- _Problem to work on_
Please give the listing again in its entirety, exactly as written.

====

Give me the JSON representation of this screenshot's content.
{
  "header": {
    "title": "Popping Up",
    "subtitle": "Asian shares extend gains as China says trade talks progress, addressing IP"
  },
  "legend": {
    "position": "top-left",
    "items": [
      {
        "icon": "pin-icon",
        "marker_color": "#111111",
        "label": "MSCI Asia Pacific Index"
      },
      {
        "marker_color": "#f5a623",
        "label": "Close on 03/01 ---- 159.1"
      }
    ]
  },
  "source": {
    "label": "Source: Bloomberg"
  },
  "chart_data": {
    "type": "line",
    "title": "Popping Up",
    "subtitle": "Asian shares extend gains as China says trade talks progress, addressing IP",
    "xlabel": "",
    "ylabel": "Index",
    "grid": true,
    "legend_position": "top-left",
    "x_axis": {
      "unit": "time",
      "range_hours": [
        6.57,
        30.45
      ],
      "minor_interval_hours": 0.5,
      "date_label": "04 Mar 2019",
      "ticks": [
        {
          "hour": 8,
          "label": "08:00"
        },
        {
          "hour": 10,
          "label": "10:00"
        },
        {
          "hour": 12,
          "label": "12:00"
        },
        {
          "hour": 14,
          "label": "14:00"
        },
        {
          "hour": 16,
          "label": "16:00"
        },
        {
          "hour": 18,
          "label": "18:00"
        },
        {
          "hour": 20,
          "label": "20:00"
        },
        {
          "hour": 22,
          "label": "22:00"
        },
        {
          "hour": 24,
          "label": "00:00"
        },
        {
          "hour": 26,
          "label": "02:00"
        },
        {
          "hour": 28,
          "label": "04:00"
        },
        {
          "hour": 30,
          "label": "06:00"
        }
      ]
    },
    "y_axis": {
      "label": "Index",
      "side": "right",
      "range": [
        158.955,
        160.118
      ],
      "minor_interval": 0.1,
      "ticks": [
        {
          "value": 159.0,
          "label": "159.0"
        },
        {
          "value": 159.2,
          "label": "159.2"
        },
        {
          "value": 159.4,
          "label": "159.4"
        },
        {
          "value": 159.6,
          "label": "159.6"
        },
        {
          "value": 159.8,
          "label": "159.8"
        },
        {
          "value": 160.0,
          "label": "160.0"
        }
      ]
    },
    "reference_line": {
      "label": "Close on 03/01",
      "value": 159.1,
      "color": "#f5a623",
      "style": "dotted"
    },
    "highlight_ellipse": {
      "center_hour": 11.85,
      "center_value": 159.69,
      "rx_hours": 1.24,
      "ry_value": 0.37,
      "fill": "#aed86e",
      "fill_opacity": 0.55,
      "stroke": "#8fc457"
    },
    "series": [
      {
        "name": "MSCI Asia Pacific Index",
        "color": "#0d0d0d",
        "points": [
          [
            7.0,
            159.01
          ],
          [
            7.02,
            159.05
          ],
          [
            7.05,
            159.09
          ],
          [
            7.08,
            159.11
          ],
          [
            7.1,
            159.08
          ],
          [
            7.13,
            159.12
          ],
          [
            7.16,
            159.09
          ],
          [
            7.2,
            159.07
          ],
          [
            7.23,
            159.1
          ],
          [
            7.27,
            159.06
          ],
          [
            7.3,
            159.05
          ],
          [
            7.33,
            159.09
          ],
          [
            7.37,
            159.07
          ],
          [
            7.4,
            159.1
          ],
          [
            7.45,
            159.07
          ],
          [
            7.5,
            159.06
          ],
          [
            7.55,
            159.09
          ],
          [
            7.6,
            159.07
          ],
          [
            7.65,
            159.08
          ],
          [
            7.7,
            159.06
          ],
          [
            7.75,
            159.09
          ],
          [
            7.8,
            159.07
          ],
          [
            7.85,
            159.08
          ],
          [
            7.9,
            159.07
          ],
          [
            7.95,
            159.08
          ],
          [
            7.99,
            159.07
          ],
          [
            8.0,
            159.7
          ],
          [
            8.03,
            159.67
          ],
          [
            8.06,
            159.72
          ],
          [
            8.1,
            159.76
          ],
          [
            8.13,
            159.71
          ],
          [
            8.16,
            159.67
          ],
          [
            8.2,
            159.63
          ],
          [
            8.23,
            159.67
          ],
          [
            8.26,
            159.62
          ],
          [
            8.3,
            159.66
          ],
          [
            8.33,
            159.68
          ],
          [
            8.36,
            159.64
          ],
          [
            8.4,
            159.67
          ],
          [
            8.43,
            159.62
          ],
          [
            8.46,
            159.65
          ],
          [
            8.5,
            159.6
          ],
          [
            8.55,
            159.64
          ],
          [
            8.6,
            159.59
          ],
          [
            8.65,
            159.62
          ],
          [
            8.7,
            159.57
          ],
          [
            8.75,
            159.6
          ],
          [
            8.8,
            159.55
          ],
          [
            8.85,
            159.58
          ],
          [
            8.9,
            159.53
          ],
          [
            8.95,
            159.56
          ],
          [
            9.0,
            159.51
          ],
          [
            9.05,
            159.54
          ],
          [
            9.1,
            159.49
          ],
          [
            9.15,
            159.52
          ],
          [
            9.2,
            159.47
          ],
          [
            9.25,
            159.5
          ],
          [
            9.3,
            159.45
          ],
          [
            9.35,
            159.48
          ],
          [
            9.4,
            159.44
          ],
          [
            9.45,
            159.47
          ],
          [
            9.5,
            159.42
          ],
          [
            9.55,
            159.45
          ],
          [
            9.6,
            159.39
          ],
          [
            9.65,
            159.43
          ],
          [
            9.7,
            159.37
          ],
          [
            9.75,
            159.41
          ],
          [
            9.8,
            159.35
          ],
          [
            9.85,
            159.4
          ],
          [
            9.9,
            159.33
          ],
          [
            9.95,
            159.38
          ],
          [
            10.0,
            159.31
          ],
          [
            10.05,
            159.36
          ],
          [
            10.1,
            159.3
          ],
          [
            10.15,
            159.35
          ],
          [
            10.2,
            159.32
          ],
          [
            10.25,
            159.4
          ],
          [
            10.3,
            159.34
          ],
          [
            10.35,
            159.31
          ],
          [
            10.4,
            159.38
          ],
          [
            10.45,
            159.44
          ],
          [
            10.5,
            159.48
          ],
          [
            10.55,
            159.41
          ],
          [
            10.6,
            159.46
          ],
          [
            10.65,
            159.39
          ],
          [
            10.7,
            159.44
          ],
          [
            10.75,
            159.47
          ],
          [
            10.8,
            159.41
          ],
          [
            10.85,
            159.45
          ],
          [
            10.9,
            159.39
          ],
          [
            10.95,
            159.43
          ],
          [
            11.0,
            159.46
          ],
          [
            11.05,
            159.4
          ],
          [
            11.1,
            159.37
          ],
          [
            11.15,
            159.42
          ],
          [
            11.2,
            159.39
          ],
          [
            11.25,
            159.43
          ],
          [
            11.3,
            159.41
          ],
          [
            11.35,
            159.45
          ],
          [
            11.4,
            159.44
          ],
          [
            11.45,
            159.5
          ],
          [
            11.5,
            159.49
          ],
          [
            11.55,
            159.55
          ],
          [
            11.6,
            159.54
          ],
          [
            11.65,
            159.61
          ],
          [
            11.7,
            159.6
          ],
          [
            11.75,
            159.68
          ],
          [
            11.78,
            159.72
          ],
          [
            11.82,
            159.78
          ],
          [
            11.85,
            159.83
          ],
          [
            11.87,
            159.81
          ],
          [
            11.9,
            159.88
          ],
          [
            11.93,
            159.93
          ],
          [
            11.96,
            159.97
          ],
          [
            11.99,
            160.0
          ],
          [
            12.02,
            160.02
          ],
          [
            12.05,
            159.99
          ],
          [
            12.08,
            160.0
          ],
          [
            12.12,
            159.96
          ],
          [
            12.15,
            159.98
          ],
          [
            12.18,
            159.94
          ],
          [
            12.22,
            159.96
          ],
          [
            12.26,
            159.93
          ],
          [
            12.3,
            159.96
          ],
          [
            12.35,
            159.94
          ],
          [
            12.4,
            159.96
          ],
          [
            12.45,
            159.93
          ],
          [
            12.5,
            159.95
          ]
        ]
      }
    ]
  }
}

====

- _Result below_
Give me the JSON representation of this screenshot's content.
{
  "header": {
    "title": "Popping Up",
    "subtitle": "Asian shares extend gains as China says trade talks progress, addressing IP"
  },
  "legend": {
    "position": "top-left",
    "items": [
      {
        "icon": "pin-icon",
        "marker_color": "#111111",
        "label": "MSCI Asia Pacific Index"
      },
      {
        "marker_color": "#f5a623",
        "label": "Close on 03/01 ---- 159.1"
      }
    ]
  },
  "source": {
    "label": "Source: Bloomberg"
  },
  "chart_data": {
    "type": "line",
    "title": "Popping Up",
    "subtitle": "Asian shares extend gains as China says trade talks progress, addressing IP",
    "xlabel": "",
    "ylabel": "Index",
    "grid": true,
    "legend_position": "top-left",
    "x_axis": {
      "unit": "time",
      "range_hours": [
        6.57,
        30.45
      ],
      "minor_interval_hours": 0.5,
      "date_label": "04 Mar 2019",
      "ticks": [
        {
          "hour": 8,
          "label": "08:00"
        },
        {
          "hour": 10,
          "label": "10:00"
        },
        {
          "hour": 12,
          "label": "12:00"
        },
        {
          "hour": 14,
          "label": "14:00"
        },
        {
          "hour": 16,
          "label": "16:00"
        },
        {
          "hour": 18,
          "label": "18:00"
        },
        {
          "hour": 20,
          "label": "20:00"
        },
        {
          "hour": 22,
          "label": "22:00"
        },
        {
          "hour": 24,
          "label": "00:00"
        },
        {
          "hour": 26,
          "label": "02:00"
        },
        {
          "hour": 28,
          "label": "04:00"
        },
        {
          "hour": 30,
          "label": "06:00"
        }
      ]
    },
    "y_axis": {
      "label": "Index",
      "side": "right",
      "range": [
        158.955,
        160.118
      ],
      "minor_interval": 0.1,
      "ticks": [
        {
          "value": 159.0,
          "label": "159.0"
        },
        {
          "value": 159.2,
          "label": "159.2"
        },
        {
          "value": 159.4,
          "label": "159.4"
        },
        {
          "value": 159.6,
          "label": "159.6"
        },
        {
          "value": 159.8,
          "label": "159.8"
        },
        {
          "value": 160.0,
          "label": "160.0"
        }
      ]
    },
    "reference_line": {
      "label": "Close on 03/01",
      "value": 159.1,
      "color": "#f5a623",
      "style": "dotted"
    },
    "highlight_ellipse": {
      "center_hour": 11.85,
      "center_value": 159.69,
      "rx_hours": 1.24,
      "ry_value": 0.37,
      "fill": "#aed86e",
      "fill_opacity": 0.55,
      "stroke": "#8fc457"
    },
    "series": [
      {
        "name": "MSCI Asia Pacific Index",
        "color": "#0d0d0d",
        "points": [
          [
            7.0,
            159.01
          ],
          [
            7.02,
            159.05
          ],
          [
            7.05,
            159.09
          ],
          [
            7.08,
            159.11
          ],
          [
            7.1,
            159.08
          ],
          [
            7.13,
            159.12
          ],
          [
            7.16,
            159.09
          ],
          [
            7.2,
            159.07
          ],
          [
            7.23,
            159.1
          ],
          [
            7.27,
            159.06
          ],
          [
            7.3,
            159.05
          ],
          [
            7.33,
            159.09
          ],
          [
            7.37,
            159.07
          ],
          [
            7.4,
            159.1
          ],
          [
            7.45,
            159.07
          ],
          [
            7.5,
            159.06
          ],
          [
            7.55,
            159.09
          ],
          [
            7.6,
            159.07
          ],
          [
            7.65,
            159.08
          ],
          [
            7.7,
            159.06
          ],
          [
            7.75,
            159.09
          ],
          [
            7.8,
            159.07
          ],
          [
            7.85,
            159.08
          ],
          [
            7.9,
            159.07
          ],
          [
            7.95,
            159.08
          ],
          [
            7.99,
            159.07
          ],
          [
            8.0,
            159.7
          ],
          [
            8.03,
            159.67
          ],
          [
            8.06,
            159.72
          ],
          [
            8.1,
            159.76
          ],
          [
            8.13,
            159.71
          ],
          [
            8.16,
            159.67
          ],
          [
            8.2,
            159.63
          ],
          [
            8.23,
            159.67
          ],
          [
            8.26,
            159.62
          ],
          [
            8.3,
            159.66
          ],
          [
            8.33,
            159.68
          ],
          [
            8.36,
            159.64
          ],
          [
            8.4,
            159.67
          ],
          [
            8.43,
            159.62
          ],
          [
            8.46,
            159.65
          ],
          [
            8.5,
            159.6
          ],
          [
            8.55,
            159.64
          ],
          [
            8.6,
            159.59
          ],
          [
            8.65,
            159.62
          ],
          [
            8.7,
            159.57
          ],
          [
            8.75,
            159.6
          ],
          [
            8.8,
            159.55
          ],
          [
            8.85,
            159.58
          ],
          [
            8.9,
            159.53
          ],
          [
            8.95,
            159.56
          ],
          [
            9.0,
            159.51
          ],
          [
            9.05,
            159.54
          ],
          [
            9.1,
            159.49
          ],
          [
            9.15,
            159.52
          ],
          [
            9.2,
            159.47
          ],
          [
            9.25,
            159.5
          ],
          [
            9.3,
            159.45
          ],
          [
            9.35,
            159.48
          ],
          [
            9.4,
            159.44
          ],
          [
            9.45,
            159.47
          ],
          [
            9.5,
            159.42
          ],
          [
            9.55,
            159.45
          ],
          [
            9.6,
            159.39
          ],
          [
            9.65,
            159.43
          ],
          [
            9.7,
            159.37
          ],
          [
            9.75,
            159.41
          ],
          [
            9.8,
            159.35
          ],
          [
            9.85,
            159.4
          ],
          [
            9.9,
            159.33
          ],
          [
            9.95,
            159.38
          ],
          [
            10.0,
            159.31
          ],
          [
            10.05,
            159.36
          ],
          [
            10.1,
            159.3
          ],
          [
            10.15,
            159.35
          ],
          [
            10.2,
            159.32
          ],
          [
            10.25,
            159.4
          ],
          [
            10.3,
            159.34
          ],
          [
            10.35,
            159.31
          ],
          [
            10.4,
            159.38
          ],
          [
            10.45,
            159.44
          ],
          [
            10.5,
            159.48
          ],
          [
            10.55,
            159.41
          ],
          [
            10.6,
            159.46
          ],
          [
            10.65,
            159.39
          ],
          [
            10.7,
            159.44
          ],
          [
            10.75,
            159.47
          ],
          [
            10.8,
            159.41
          ],
          [
            10.85,
            159.45
          ],
          [
            10.9,
            159.39
          ],
          [
            10.95,
            159.43
          ],
          [
            11.0,
            159.46
          ],
          [
            11.05,
            159.4
          ],
          [
            11.1,
            159.37
          ],
          [
            11.15,
            159.42
          ],
          [
            11.2,
            159.39
          ],
          [
            11.25,
            159.43
          ],
          [
            11.3,
            159.41
          ],
          [
            11.35,
            159.45
          ],
          [
            11.4,
            159.44
          ],
          [
            11.45,
            159.5
          ],
          [
            11.5,
            159.49
          ],
          [
            11.55,
            159.55
          ],
          [
            11.6,
            159.54
          ],
          [
            11.65,
            159.61
          ],
          [
            11.7,
            159.6
          ],
          [
            11.75,
            159.68
          ],
          [
            11.78,
            159.72
          ],
          [
            11.82,
            159.78
          ],
          [
            11.85,
            159.83
          ],
          [
            11.87,
            159.81
          ],
          [
            11.9,
            159.88
          ],
          [
            11.93,
            159.93
          ],
          [
            11.96,
            159.97
          ],
          [
            11.99,
            160.0
          ],
          [
            12.02,
            160.02
          ],
          [
            12.05,
            159.99
          ],
          [
            12.08,
            160.0
          ],
          [
            12.12,
            159.96
          ],
          [
            12.15,
            159.98
          ],
          [
            12.18,
            159.94
          ],
          [
            12.22,
            159.96
          ],
          [
            12.26,
            159.93
          ],
          [
            12.3,
            159.96
          ],
          [
            12.35,
            159.94
          ],
          [
            12.4,
            159.96
          ],
          [
            12.45,
            159.93
          ],
          [
            12.5,
            159.95
          ]
        ]
      }
    ]
  }
}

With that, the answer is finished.